◆ Records for processing:

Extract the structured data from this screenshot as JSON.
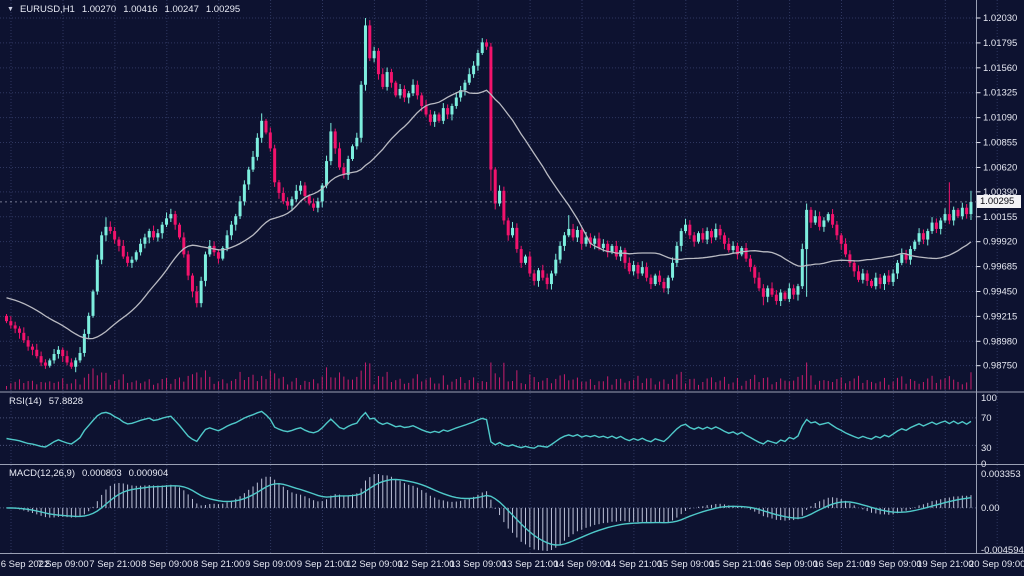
{
  "header": {
    "symbol": "EURUSD,H1",
    "open": "1.00270",
    "high": "1.00416",
    "low": "1.00247",
    "close": "1.00295"
  },
  "price_axis": {
    "current": "1.00295"
  },
  "rsi": {
    "label": "RSI(14)",
    "value": "57.8828"
  },
  "macd": {
    "label": "MACD(12,26,9)",
    "value1": "0.000803",
    "value2": "0.000904"
  },
  "colors": {
    "background": "#0d1230",
    "up": "#7deede",
    "down": "#f2136c",
    "ma": "#b9bac2",
    "indicator": "#4fc9c9",
    "histogram": "#bdc2d8",
    "volume": "#c81e6c",
    "grid": "#2f3760",
    "axis_text": "#e6e8f2",
    "border": "#9aa0b4",
    "current_line": "#c9cedf"
  },
  "chart_data": {
    "type": "candlestick",
    "symbol": "EURUSD",
    "timeframe": "H1",
    "title": "EURUSD,H1 1.00270 1.00416 1.00247 1.00295",
    "price_ticks": [
      "1.02030",
      "1.01795",
      "1.01560",
      "1.01325",
      "1.01090",
      "1.00855",
      "1.00620",
      "1.00390",
      "1.00155",
      "0.99920",
      "0.99685",
      "0.99450",
      "0.99215",
      "0.98980",
      "0.98750"
    ],
    "time_ticks": [
      "6 Sep 2022",
      "7 Sep 09:00",
      "7 Sep 21:00",
      "8 Sep 09:00",
      "8 Sep 21:00",
      "9 Sep 09:00",
      "9 Sep 21:00",
      "12 Sep 09:00",
      "12 Sep 21:00",
      "13 Sep 09:00",
      "13 Sep 21:00",
      "14 Sep 09:00",
      "14 Sep 21:00",
      "15 Sep 09:00",
      "15 Sep 21:00",
      "16 Sep 09:00",
      "16 Sep 21:00",
      "19 Sep 09:00",
      "19 Sep 21:00",
      "20 Sep 09:00"
    ],
    "rsi_ticks": [
      "100",
      "70",
      "30",
      "0"
    ],
    "rsi_levels": [
      70,
      30
    ],
    "macd_ticks": {
      "top": "0.003353",
      "zero": "0.00",
      "bottom": "-0.004594"
    },
    "price_range": [
      0.9875,
      1.0203
    ],
    "current_price": 1.00295,
    "ma_period": 24,
    "rsi_period": 14,
    "macd_params": [
      12,
      26,
      9
    ],
    "closes": [
      0.9917,
      0.9913,
      0.991,
      0.9906,
      0.9899,
      0.9893,
      0.989,
      0.9884,
      0.9878,
      0.9875,
      0.988,
      0.9886,
      0.989,
      0.9884,
      0.9878,
      0.9874,
      0.988,
      0.9887,
      0.9905,
      0.9922,
      0.9945,
      0.9975,
      0.9998,
      1.0006,
      1.0002,
      0.9994,
      0.9988,
      0.9978,
      0.9972,
      0.9975,
      0.9982,
      0.999,
      0.9996,
      1.0002,
      0.9996,
      1.0,
      1.0008,
      1.0014,
      1.0018,
      1.0008,
      0.9996,
      0.998,
      0.996,
      0.9945,
      0.9934,
      0.9955,
      0.998,
      0.9988,
      0.9982,
      0.9976,
      0.9986,
      0.9998,
      1.0008,
      1.0016,
      1.003,
      1.0046,
      1.006,
      1.0072,
      1.009,
      1.0106,
      1.0095,
      1.008,
      1.0048,
      1.0038,
      1.003,
      1.0026,
      1.0032,
      1.004,
      1.0045,
      1.0035,
      1.0028,
      1.0024,
      1.003,
      1.0045,
      1.0068,
      1.0096,
      1.008,
      1.0062,
      1.0055,
      1.007,
      1.0082,
      1.009,
      1.014,
      1.0196,
      1.0165,
      1.0172,
      1.015,
      1.0138,
      1.0152,
      1.0142,
      1.013,
      1.0136,
      1.0128,
      1.0132,
      1.014,
      1.013,
      1.012,
      1.0112,
      1.0105,
      1.0112,
      1.0106,
      1.0118,
      1.0112,
      1.012,
      1.0128,
      1.0135,
      1.0142,
      1.015,
      1.0158,
      1.017,
      1.018,
      1.0176,
      1.006,
      1.0028,
      1.004,
      1.0012,
      0.9998,
      1.0005,
      0.9985,
      0.9972,
      0.9978,
      0.9962,
      0.9955,
      0.9965,
      0.9958,
      0.9952,
      0.9962,
      0.9975,
      0.9988,
      0.9998,
      1.0004,
      0.9996,
      1.0003,
      0.999,
      0.9996,
      0.999,
      0.9995,
      0.9986,
      0.999,
      0.9982,
      0.9988,
      0.9978,
      0.9984,
      0.9972,
      0.9964,
      0.997,
      0.9962,
      0.9968,
      0.9958,
      0.9952,
      0.996,
      0.9954,
      0.9948,
      0.9958,
      0.9972,
      0.9988,
      1.0002,
      1.0008,
      0.9998,
      0.9992,
      1.0,
      0.9994,
      1.0002,
      0.9996,
      1.0004,
      0.9998,
      0.999,
      0.9984,
      0.9988,
      0.998,
      0.9986,
      0.9976,
      0.9968,
      0.9958,
      0.9948,
      0.994,
      0.9948,
      0.9942,
      0.9936,
      0.9944,
      0.9938,
      0.9948,
      0.9942,
      0.995,
      0.9985,
      1.0022,
      1.001,
      1.0016,
      1.0006,
      1.0012,
      1.0018,
      1.0008,
      0.9998,
      0.999,
      0.998,
      0.9972,
      0.9964,
      0.9956,
      0.9962,
      0.9955,
      0.995,
      0.9958,
      0.9952,
      0.996,
      0.9954,
      0.9962,
      0.9972,
      0.998,
      0.9975,
      0.9985,
      0.9992,
      1.0,
      0.9994,
      1.0002,
      1.001,
      1.0004,
      1.0012,
      1.0018,
      1.0012,
      1.0022,
      1.0016,
      1.0024,
      1.0018,
      1.00295
    ],
    "wick_overrides": {
      "9": [
        null,
        0.9872
      ],
      "15": [
        null,
        0.9872
      ],
      "23": [
        1.0015,
        null
      ],
      "38": [
        1.0023,
        null
      ],
      "44": [
        null,
        0.993
      ],
      "59": [
        1.0113,
        null
      ],
      "75": [
        1.0104,
        null
      ],
      "83": [
        1.0203,
        null
      ],
      "84": [
        1.0201,
        null
      ],
      "110": [
        1.0184,
        null
      ],
      "111": [
        1.0183,
        null
      ],
      "112": [
        null,
        1.004
      ],
      "125": [
        null,
        0.9947
      ],
      "130": [
        1.0017,
        null
      ],
      "152": [
        null,
        0.9944
      ],
      "175": [
        null,
        0.9932
      ],
      "185": [
        1.0028,
        0.994
      ],
      "218": [
        1.0048,
        null
      ],
      "223": [
        1.004,
        null
      ]
    }
  }
}
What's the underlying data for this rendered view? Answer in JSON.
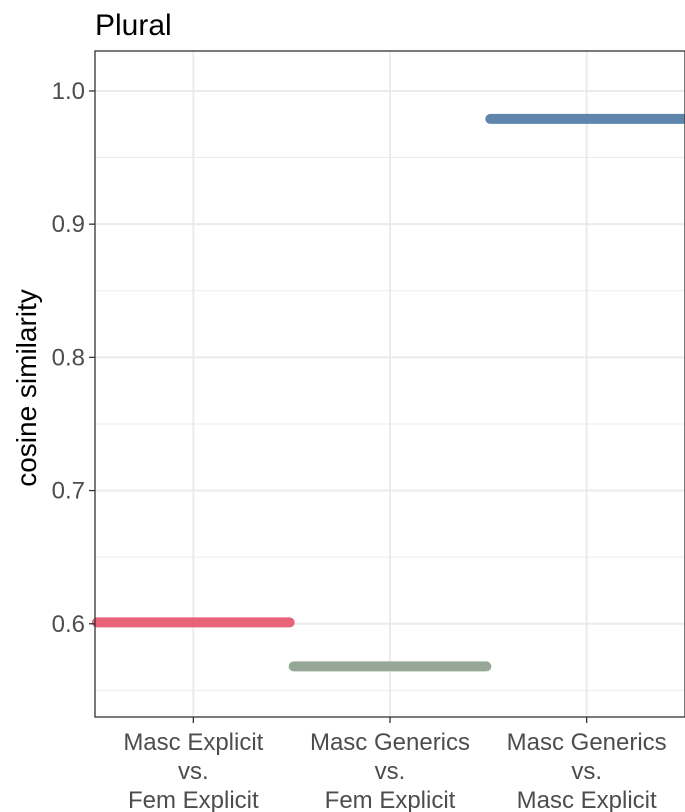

◆ Task prompt: Look through the lines above and collect those with the word "JSON".

◆ Response to the exercise:
Extract the structured data from this screenshot as JSON.
What's the underlying data for this rendered view? Answer in JSON.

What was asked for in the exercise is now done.